What is required =>
Copy out all the data, word for word.

Rows =>
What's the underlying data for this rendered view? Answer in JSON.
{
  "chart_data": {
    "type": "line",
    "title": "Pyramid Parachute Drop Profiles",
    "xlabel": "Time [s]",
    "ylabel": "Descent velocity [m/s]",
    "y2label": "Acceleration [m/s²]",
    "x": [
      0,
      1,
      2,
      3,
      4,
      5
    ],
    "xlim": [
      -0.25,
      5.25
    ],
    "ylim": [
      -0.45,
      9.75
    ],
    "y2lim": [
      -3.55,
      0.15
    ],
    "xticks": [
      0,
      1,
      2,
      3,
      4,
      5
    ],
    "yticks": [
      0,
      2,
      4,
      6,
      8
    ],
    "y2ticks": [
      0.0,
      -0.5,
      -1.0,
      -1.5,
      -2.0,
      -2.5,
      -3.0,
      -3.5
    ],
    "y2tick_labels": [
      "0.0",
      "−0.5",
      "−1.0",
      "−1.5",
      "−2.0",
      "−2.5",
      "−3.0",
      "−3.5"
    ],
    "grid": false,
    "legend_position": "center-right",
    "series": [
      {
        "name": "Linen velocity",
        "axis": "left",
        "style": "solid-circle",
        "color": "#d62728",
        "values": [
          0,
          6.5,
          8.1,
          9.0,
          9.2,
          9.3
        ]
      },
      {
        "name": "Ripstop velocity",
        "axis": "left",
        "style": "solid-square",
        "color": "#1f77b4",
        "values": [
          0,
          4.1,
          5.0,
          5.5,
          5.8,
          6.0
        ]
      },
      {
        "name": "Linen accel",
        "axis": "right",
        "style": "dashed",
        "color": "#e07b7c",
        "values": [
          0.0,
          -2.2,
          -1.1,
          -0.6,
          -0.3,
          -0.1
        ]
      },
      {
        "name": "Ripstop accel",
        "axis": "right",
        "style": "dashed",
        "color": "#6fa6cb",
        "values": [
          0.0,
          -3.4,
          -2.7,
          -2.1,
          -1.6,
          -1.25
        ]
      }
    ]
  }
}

Right answer =>
What's the underlying data for this rendered view? Answer in JSON.
{
  "chart_data": {
    "type": "line",
    "title": "Pyramid Parachute Drop Profiles",
    "xlabel": "Time [s]",
    "ylabel": "Descent velocity [m/s]",
    "y2label": "Acceleration [m/s²]",
    "x": [
      0,
      1,
      2,
      3,
      4,
      5
    ],
    "xlim": [
      -0.25,
      5.25
    ],
    "ylim": [
      -0.45,
      9.75
    ],
    "y2lim": [
      -3.55,
      0.15
    ],
    "xticks": [
      0,
      1,
      2,
      3,
      4,
      5
    ],
    "yticks": [
      0,
      2,
      4,
      6,
      8
    ],
    "y2ticks": [
      0.0,
      -0.5,
      -1.0,
      -1.5,
      -2.0,
      -2.5,
      -3.0,
      -3.5
    ],
    "y2tick_labels": [
      "0.0",
      "−0.5",
      "−1.0",
      "−1.5",
      "−2.0",
      "−2.5",
      "−3.0",
      "−3.5"
    ],
    "grid": false,
    "legend_position": "center-right",
    "series": [
      {
        "name": "Linen velocity",
        "axis": "left",
        "style": "solid-circle",
        "color": "#d62728",
        "values": [
          0,
          6.5,
          8.1,
          9.0,
          9.2,
          9.3
        ]
      },
      {
        "name": "Ripstop velocity",
        "axis": "left",
        "style": "solid-square",
        "color": "#1f77b4",
        "values": [
          0,
          4.1,
          5.0,
          5.5,
          5.8,
          6.0
        ]
      },
      {
        "name": "Linen accel",
        "axis": "right",
        "style": "dashed",
        "color": "#e07b7c",
        "values": [
          0.0,
          -2.2,
          -1.1,
          -0.6,
          -0.3,
          -0.1
        ]
      },
      {
        "name": "Ripstop accel",
        "axis": "right",
        "style": "dashed",
        "color": "#6fa6cb",
        "values": [
          0.0,
          -3.4,
          -2.7,
          -2.1,
          -1.6,
          -1.25
        ]
      }
    ]
  }
}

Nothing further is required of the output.